[Figure contents as structured data]

==========

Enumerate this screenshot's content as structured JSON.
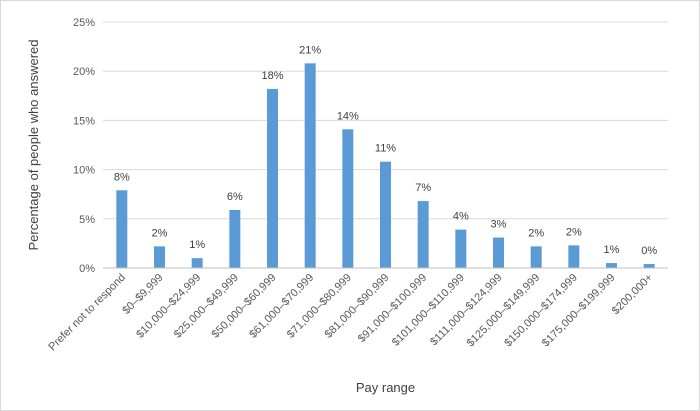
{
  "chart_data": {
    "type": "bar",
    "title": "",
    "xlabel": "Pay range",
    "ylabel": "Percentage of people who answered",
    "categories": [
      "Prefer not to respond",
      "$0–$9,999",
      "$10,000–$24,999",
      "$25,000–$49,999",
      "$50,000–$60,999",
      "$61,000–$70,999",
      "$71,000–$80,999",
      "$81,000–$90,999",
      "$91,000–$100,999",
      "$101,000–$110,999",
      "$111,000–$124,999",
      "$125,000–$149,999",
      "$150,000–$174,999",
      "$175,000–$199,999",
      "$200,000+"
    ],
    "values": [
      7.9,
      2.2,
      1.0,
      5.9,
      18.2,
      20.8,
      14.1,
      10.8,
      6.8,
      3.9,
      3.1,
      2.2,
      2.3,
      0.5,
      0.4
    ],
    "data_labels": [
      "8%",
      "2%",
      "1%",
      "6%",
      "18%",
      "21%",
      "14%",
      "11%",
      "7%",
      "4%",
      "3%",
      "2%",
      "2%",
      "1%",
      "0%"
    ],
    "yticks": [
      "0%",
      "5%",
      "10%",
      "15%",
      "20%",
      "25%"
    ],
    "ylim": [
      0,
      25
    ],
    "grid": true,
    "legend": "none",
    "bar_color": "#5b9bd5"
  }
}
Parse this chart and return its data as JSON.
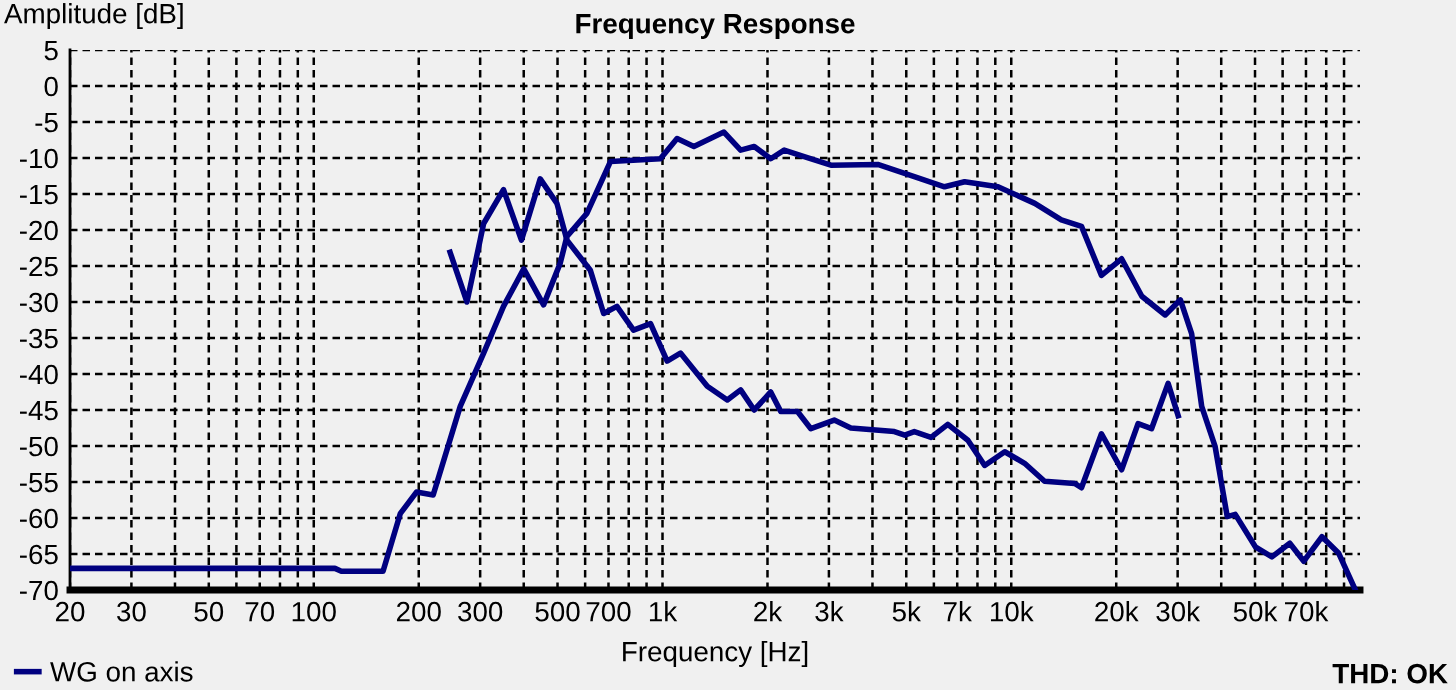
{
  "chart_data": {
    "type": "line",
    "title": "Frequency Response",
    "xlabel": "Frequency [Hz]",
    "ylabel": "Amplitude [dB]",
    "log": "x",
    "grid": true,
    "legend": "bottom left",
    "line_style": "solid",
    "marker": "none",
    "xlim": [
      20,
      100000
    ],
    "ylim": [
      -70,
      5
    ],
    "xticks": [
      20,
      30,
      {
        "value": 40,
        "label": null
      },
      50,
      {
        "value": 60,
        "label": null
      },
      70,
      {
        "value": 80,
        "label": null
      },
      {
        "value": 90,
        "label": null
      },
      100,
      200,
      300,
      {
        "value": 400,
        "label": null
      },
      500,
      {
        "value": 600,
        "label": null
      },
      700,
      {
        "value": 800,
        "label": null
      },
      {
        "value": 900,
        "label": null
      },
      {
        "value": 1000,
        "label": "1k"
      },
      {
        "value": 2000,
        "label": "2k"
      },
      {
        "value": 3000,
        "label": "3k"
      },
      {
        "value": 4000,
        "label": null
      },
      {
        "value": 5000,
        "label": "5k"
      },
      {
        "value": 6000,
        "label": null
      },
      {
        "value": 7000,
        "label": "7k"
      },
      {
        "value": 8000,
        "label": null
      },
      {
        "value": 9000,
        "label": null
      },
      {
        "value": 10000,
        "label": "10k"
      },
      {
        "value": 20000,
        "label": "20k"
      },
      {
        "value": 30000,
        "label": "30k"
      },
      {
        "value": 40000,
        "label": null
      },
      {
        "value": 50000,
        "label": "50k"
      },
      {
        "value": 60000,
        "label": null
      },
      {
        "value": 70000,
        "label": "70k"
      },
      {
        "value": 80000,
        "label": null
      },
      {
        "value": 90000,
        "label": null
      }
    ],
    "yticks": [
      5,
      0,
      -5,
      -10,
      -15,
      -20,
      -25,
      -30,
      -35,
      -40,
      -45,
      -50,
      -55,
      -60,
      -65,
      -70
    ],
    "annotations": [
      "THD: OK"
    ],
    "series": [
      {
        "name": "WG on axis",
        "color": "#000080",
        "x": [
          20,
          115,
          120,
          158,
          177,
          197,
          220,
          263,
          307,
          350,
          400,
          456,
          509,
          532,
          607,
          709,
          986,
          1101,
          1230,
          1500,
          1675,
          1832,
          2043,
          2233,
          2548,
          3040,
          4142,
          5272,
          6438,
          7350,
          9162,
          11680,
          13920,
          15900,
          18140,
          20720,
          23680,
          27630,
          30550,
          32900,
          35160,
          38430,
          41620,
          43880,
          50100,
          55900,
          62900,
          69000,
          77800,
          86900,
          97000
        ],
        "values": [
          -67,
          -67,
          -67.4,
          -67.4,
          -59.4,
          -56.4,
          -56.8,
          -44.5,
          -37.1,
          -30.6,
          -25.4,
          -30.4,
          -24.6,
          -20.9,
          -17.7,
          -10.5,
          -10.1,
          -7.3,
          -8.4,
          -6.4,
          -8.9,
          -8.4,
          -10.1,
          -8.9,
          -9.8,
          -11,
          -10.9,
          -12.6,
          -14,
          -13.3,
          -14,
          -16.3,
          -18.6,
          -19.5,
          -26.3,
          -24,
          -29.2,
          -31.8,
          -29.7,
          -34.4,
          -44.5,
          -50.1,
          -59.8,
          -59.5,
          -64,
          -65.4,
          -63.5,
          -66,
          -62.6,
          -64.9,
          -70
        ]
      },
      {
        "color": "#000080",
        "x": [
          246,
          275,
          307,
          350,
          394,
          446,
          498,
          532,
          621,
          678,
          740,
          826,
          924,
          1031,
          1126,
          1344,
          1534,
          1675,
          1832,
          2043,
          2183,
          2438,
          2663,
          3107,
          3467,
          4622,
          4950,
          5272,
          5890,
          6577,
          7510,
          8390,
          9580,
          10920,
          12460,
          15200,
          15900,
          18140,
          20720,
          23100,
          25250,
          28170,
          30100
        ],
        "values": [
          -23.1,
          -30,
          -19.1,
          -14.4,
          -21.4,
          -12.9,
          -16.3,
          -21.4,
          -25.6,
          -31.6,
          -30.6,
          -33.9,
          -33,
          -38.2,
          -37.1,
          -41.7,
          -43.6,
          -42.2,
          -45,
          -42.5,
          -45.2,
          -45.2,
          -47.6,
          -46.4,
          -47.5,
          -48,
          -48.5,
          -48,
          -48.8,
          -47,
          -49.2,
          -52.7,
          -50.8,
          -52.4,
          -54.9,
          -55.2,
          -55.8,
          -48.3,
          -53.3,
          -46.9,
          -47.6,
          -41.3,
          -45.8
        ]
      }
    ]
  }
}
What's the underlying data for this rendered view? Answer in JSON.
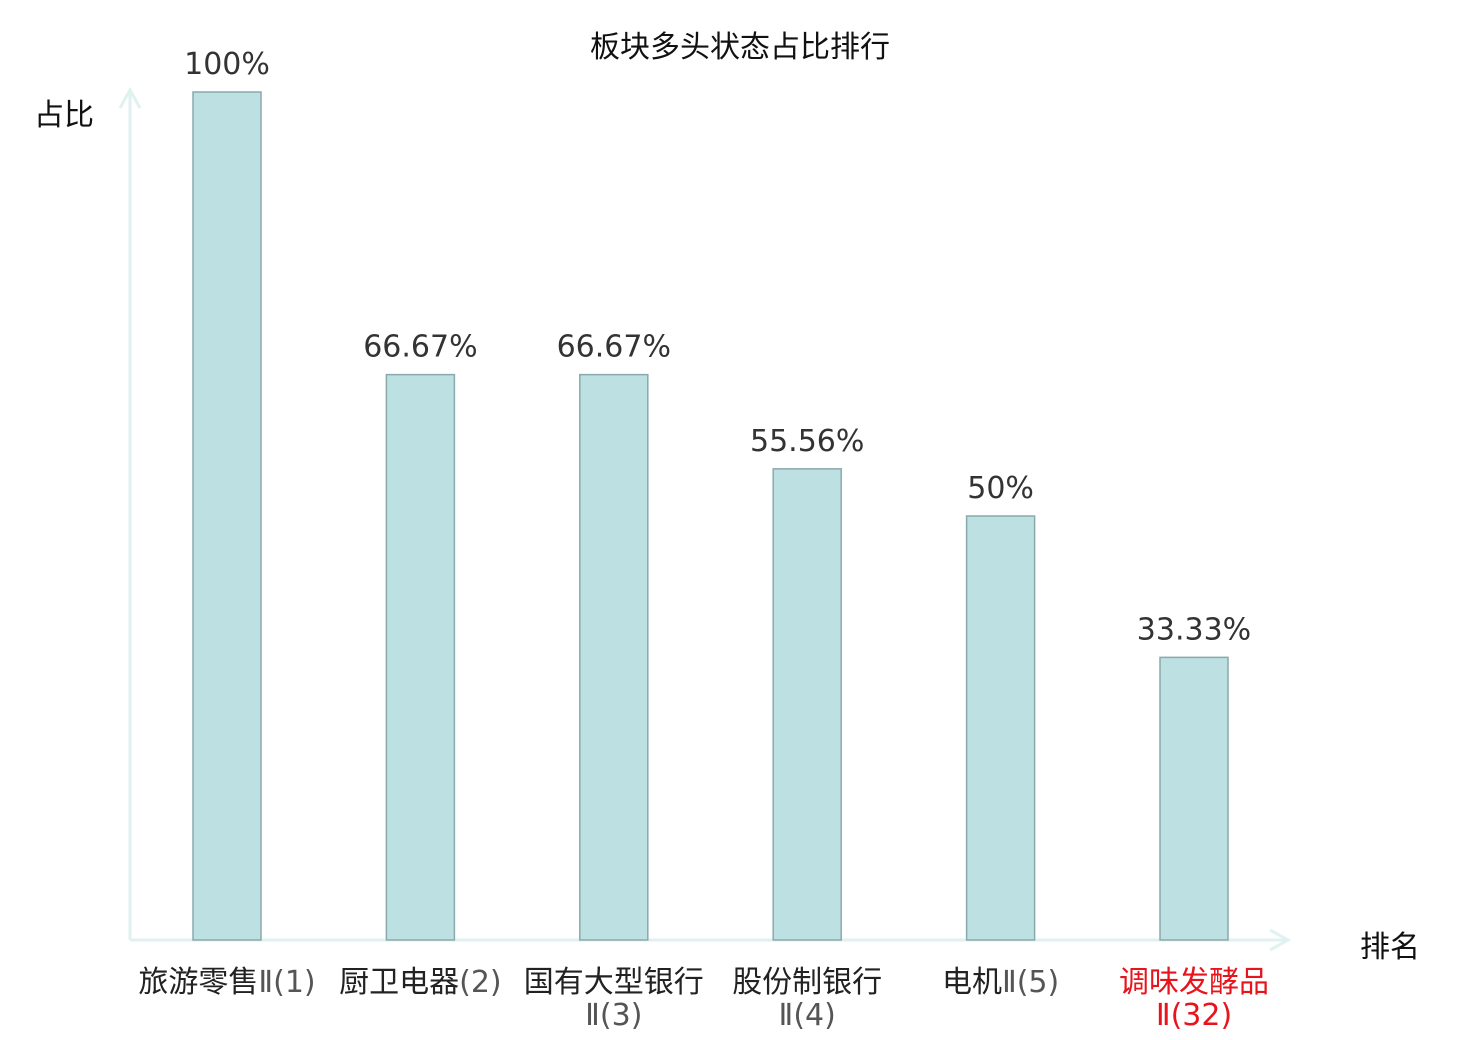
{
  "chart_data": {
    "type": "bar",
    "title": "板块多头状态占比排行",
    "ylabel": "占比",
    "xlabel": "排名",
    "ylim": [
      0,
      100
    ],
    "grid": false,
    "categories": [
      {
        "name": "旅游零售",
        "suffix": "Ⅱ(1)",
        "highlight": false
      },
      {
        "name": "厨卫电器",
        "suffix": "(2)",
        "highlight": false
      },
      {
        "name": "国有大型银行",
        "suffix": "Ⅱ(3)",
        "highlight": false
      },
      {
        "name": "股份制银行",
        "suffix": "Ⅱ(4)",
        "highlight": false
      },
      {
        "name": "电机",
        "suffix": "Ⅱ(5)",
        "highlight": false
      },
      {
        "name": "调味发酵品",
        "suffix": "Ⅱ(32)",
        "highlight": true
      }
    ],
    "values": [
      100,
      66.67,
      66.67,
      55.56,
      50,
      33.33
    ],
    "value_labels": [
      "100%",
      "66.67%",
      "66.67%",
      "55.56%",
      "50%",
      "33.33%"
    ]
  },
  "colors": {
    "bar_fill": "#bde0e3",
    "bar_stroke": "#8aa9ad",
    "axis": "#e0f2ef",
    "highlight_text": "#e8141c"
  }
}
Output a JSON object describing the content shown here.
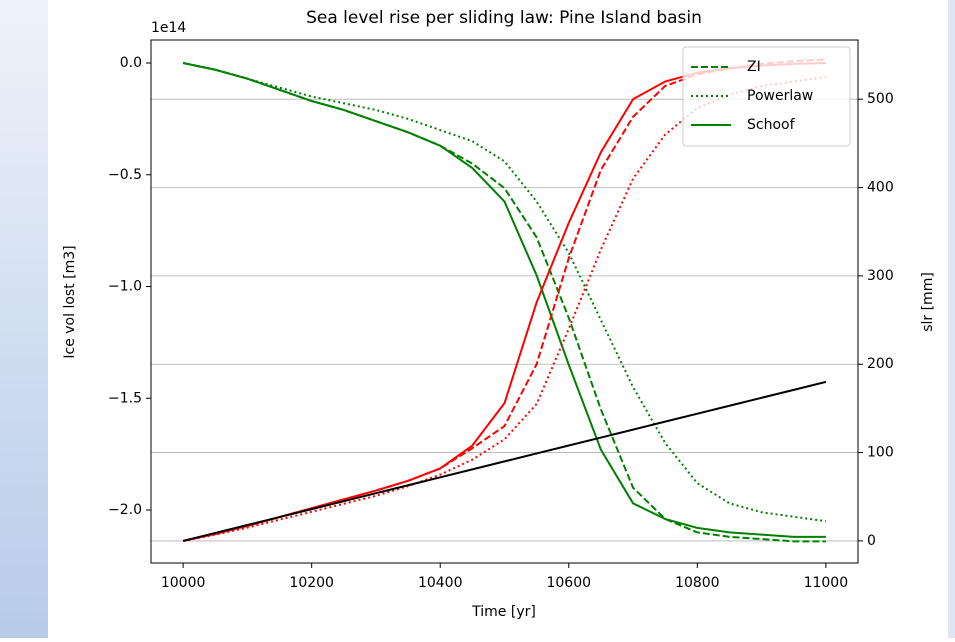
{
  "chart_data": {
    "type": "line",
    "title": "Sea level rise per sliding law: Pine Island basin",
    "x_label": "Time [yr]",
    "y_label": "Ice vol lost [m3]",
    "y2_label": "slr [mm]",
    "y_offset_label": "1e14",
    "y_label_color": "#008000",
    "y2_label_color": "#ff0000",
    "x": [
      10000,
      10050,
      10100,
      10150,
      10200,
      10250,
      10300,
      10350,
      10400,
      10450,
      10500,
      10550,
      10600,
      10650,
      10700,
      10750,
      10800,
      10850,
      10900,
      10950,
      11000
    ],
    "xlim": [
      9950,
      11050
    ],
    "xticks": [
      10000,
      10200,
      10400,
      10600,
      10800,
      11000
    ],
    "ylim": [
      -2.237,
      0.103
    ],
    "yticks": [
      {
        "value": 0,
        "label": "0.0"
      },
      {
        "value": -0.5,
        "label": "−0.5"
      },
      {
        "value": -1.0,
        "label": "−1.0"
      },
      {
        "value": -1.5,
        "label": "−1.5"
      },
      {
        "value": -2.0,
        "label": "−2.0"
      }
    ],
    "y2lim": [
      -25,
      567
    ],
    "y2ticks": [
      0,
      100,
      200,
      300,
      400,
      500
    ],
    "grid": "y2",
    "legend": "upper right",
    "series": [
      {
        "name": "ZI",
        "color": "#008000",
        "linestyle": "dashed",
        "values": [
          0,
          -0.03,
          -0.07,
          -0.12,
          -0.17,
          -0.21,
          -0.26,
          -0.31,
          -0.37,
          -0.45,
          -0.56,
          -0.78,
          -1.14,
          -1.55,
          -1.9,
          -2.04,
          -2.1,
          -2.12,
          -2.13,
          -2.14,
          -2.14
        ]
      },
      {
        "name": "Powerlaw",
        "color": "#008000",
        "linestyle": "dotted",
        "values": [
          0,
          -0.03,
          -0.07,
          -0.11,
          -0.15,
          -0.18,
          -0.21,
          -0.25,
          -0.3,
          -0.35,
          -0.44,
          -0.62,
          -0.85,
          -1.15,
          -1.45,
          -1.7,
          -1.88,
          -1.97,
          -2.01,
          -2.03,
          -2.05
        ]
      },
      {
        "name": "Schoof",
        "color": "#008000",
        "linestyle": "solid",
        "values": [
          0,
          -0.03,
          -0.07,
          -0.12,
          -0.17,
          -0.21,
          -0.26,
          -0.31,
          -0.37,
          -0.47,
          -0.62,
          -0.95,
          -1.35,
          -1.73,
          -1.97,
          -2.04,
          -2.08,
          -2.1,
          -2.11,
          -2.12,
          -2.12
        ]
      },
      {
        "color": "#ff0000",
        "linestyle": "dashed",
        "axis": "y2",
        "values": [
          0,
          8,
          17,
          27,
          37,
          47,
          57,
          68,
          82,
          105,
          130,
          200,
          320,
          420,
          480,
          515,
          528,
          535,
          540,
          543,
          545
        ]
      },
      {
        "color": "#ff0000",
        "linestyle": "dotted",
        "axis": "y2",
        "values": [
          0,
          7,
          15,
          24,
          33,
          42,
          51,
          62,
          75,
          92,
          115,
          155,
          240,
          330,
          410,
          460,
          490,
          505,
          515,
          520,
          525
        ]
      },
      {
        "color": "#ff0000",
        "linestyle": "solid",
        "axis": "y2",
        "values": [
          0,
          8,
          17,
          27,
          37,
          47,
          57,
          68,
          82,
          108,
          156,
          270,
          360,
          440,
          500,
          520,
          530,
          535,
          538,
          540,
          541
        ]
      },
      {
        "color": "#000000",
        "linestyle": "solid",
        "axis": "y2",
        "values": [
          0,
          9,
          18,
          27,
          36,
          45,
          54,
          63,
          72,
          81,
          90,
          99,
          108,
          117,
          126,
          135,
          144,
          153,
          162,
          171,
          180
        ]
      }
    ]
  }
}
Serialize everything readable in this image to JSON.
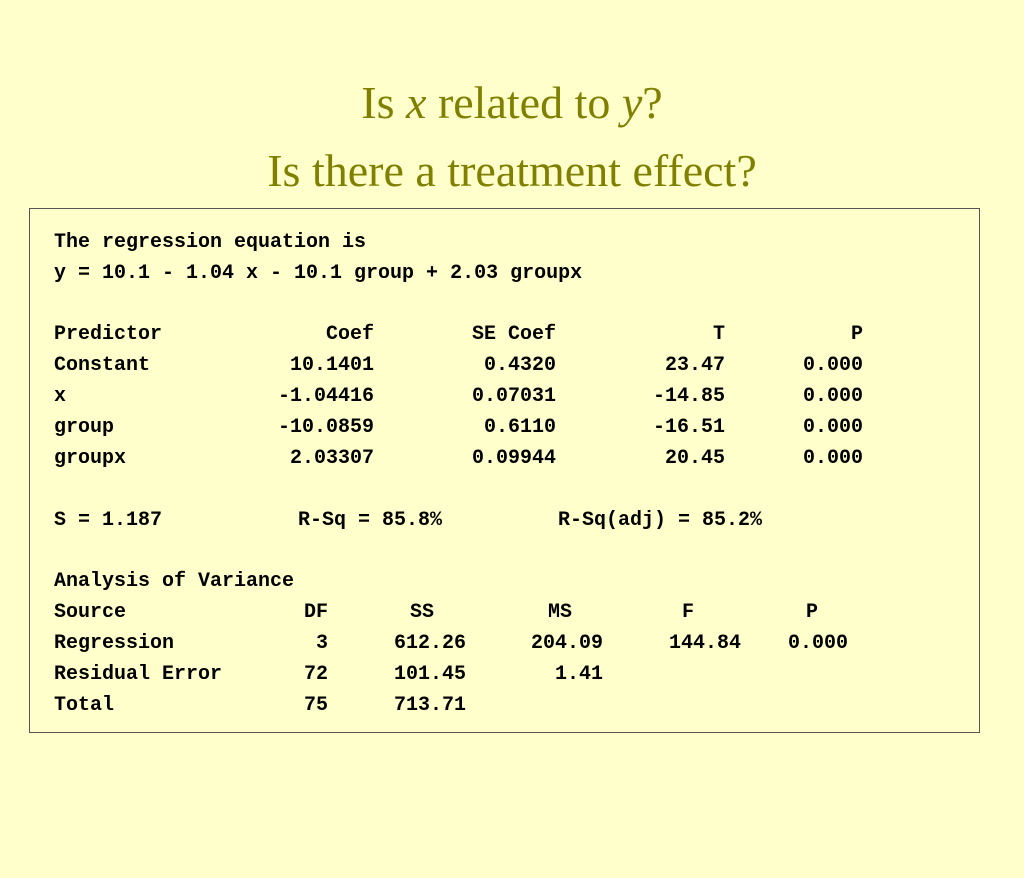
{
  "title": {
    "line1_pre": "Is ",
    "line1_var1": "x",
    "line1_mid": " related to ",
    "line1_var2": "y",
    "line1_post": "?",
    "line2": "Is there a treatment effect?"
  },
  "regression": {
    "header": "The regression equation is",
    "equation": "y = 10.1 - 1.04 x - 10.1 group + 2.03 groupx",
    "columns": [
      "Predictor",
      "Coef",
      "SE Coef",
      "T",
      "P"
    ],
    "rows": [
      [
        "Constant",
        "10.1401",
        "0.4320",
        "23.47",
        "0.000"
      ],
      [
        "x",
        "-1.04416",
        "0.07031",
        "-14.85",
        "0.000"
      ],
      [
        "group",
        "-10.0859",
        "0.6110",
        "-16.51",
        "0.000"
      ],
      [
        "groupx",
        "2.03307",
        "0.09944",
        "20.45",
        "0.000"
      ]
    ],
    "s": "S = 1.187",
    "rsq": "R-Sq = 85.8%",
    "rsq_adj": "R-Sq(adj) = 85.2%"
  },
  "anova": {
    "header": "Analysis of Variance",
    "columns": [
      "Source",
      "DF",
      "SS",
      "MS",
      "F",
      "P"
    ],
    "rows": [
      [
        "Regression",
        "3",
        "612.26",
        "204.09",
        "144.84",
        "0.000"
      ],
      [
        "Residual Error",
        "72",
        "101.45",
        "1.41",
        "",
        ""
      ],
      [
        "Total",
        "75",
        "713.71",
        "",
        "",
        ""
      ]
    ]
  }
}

==========

(EXERCISE DETAILS) All lines in the data that contain the word "suffix" should be copied.

(FINISHED ANSWER)
        "suffix": "Ⅱ(1)",
        "suffix": "(2)",
        "suffix": "Ⅱ(3)",
        "suffix": "Ⅱ(4)",
        "suffix": "Ⅱ(5)",
        "suffix": "Ⅱ(32)",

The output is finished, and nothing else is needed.